● **Job**:
Copy the lines of the material below exactly, starting with the line that contains "list every element" and stopping after the line that contains "likes-prefix: Liked by [583, 310, 632, 326]".

● **Supplied material**:

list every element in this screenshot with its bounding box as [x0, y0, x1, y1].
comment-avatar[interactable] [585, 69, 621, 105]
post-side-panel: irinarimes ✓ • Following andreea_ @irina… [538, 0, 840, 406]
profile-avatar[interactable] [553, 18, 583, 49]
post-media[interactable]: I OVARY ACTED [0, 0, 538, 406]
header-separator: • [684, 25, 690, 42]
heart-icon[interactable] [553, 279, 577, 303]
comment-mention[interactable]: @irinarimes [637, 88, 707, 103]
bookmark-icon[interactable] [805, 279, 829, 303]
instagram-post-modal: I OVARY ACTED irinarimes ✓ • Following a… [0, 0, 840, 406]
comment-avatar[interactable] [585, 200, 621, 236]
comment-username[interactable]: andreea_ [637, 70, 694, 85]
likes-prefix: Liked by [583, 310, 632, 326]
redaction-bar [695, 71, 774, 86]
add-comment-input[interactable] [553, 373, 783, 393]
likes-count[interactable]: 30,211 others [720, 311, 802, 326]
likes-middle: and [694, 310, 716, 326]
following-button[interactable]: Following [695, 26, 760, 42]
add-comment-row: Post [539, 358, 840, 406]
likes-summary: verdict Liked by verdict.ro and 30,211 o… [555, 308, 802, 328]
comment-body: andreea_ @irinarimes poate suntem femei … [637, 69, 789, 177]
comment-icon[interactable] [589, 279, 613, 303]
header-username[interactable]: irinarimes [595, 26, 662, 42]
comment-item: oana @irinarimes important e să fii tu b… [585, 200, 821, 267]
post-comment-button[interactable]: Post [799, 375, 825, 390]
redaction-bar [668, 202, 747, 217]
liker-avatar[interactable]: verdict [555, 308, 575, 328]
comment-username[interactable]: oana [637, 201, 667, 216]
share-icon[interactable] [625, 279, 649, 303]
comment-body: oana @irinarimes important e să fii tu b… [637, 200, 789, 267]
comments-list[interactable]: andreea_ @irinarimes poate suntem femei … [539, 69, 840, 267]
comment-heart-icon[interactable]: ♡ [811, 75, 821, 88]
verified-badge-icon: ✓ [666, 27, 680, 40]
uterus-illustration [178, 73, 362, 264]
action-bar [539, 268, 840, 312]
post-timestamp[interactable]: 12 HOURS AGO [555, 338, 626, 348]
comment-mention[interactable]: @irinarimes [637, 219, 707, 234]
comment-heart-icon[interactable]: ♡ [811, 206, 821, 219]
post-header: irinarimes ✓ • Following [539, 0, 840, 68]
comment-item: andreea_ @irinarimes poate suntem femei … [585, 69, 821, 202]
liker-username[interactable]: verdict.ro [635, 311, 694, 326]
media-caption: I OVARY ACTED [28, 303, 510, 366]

---

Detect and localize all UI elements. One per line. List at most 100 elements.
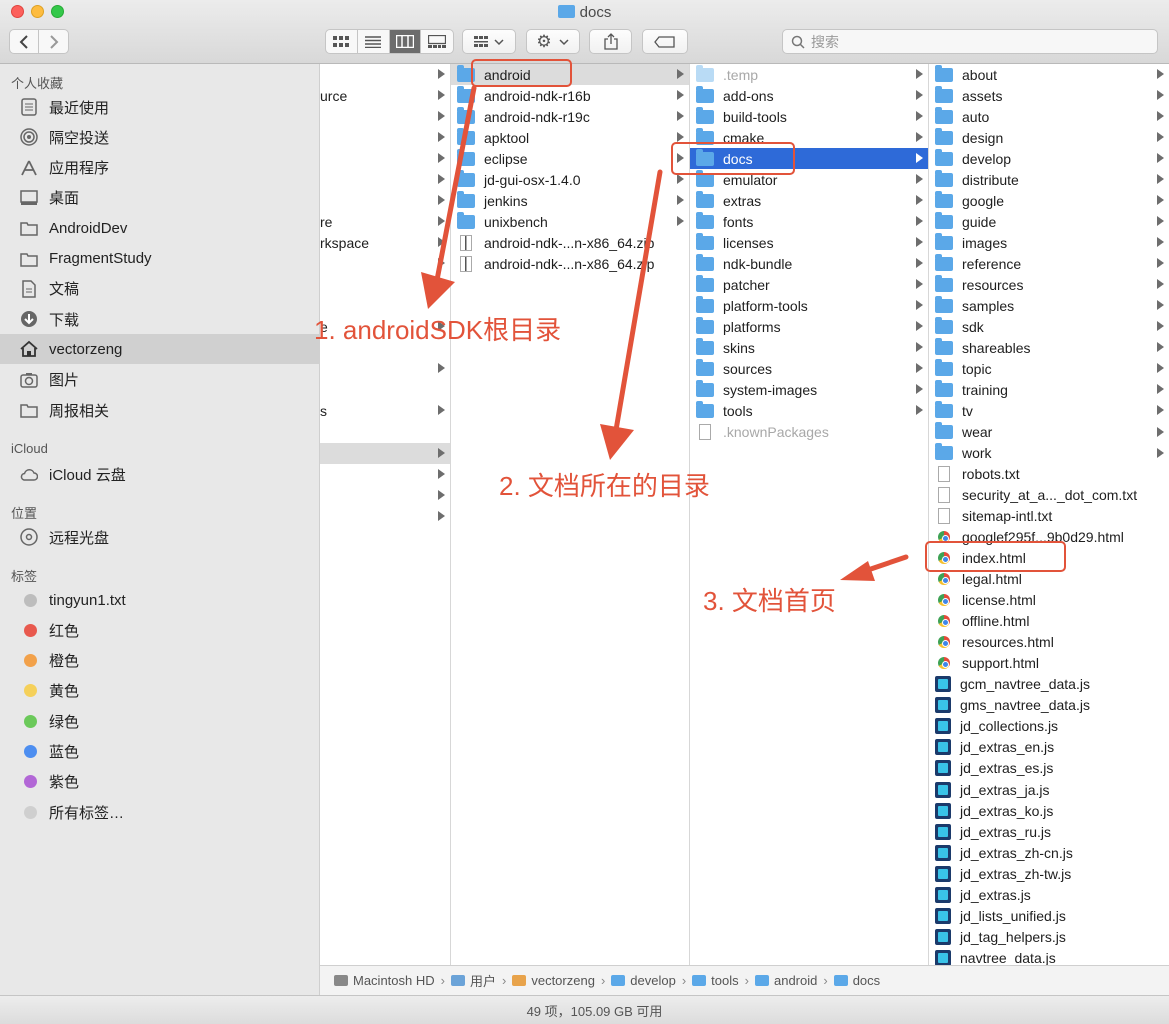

● **Answer in full**:
list every element in this screenshot with its bounding box as [x0, y0, x1, y1].
comment-avatar[interactable] [585, 69, 621, 105]
post-side-panel: irinarimes ✓ • Following andreea_ @irina… [538, 0, 840, 406]
profile-avatar[interactable] [553, 18, 583, 49]
post-media[interactable]: I OVARY ACTED [0, 0, 538, 406]
header-separator: • [684, 25, 690, 42]
heart-icon[interactable] [553, 279, 577, 303]
comment-mention[interactable]: @irinarimes [637, 88, 707, 103]
bookmark-icon[interactable] [805, 279, 829, 303]
instagram-post-modal: I OVARY ACTED irinarimes ✓ • Following a… [0, 0, 840, 406]
comment-avatar[interactable] [585, 200, 621, 236]
comment-username[interactable]: andreea_ [637, 70, 694, 85]
likes-prefix: Liked by [583, 310, 632, 326]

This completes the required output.